● Directions for this task
From the listing, collect all lines containing the word "color".

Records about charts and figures

►

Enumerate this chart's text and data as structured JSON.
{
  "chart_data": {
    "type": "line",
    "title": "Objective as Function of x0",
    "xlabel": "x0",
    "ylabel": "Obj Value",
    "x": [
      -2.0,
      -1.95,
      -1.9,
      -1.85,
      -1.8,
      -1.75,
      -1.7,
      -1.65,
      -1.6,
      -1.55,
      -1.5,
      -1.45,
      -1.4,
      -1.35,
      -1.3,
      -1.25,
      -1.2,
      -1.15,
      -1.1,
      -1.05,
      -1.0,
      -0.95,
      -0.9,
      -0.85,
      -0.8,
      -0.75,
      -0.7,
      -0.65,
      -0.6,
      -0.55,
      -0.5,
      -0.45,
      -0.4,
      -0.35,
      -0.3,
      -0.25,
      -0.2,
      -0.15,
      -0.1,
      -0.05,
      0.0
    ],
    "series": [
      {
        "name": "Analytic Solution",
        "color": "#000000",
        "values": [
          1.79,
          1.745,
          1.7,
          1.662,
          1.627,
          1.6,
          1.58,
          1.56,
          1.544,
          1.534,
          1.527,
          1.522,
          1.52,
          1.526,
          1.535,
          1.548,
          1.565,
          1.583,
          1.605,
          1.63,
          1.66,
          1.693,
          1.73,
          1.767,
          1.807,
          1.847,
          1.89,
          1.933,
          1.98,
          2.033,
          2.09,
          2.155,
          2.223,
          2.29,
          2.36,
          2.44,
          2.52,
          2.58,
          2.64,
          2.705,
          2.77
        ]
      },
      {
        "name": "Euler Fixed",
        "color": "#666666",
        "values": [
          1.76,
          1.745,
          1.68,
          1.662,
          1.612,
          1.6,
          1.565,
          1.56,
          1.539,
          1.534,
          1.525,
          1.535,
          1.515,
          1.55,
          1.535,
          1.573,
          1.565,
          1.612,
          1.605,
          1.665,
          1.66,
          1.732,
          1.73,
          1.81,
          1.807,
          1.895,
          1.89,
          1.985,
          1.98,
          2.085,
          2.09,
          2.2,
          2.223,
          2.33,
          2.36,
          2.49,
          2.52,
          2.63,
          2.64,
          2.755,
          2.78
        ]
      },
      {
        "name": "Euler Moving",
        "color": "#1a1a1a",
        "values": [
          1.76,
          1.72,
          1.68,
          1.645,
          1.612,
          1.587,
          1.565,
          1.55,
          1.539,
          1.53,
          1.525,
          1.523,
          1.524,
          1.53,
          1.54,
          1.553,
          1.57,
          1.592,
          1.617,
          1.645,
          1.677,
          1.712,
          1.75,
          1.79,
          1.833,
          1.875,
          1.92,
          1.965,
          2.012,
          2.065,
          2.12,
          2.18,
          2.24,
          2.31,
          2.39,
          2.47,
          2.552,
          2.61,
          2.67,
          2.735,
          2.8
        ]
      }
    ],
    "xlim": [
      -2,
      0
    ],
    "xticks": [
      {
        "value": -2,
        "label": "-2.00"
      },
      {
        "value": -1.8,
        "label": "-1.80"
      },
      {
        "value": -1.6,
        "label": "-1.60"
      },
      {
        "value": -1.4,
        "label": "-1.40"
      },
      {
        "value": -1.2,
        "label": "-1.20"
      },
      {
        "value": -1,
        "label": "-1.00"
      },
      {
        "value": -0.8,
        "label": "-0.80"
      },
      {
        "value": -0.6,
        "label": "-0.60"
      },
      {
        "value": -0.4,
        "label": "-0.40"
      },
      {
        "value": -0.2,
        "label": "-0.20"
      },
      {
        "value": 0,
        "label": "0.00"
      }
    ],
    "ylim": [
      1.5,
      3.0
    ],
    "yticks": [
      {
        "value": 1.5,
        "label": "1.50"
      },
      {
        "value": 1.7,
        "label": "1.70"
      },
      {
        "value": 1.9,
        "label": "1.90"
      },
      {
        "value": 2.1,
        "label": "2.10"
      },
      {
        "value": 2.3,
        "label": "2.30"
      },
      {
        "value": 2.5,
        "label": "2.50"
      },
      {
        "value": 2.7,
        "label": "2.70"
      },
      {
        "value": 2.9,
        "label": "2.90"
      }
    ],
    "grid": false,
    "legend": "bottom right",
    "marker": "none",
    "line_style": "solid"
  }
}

◄

● Solved exercise
        "color": "#000000",
        "color": "#666666",
        "color": "#1a1a1a",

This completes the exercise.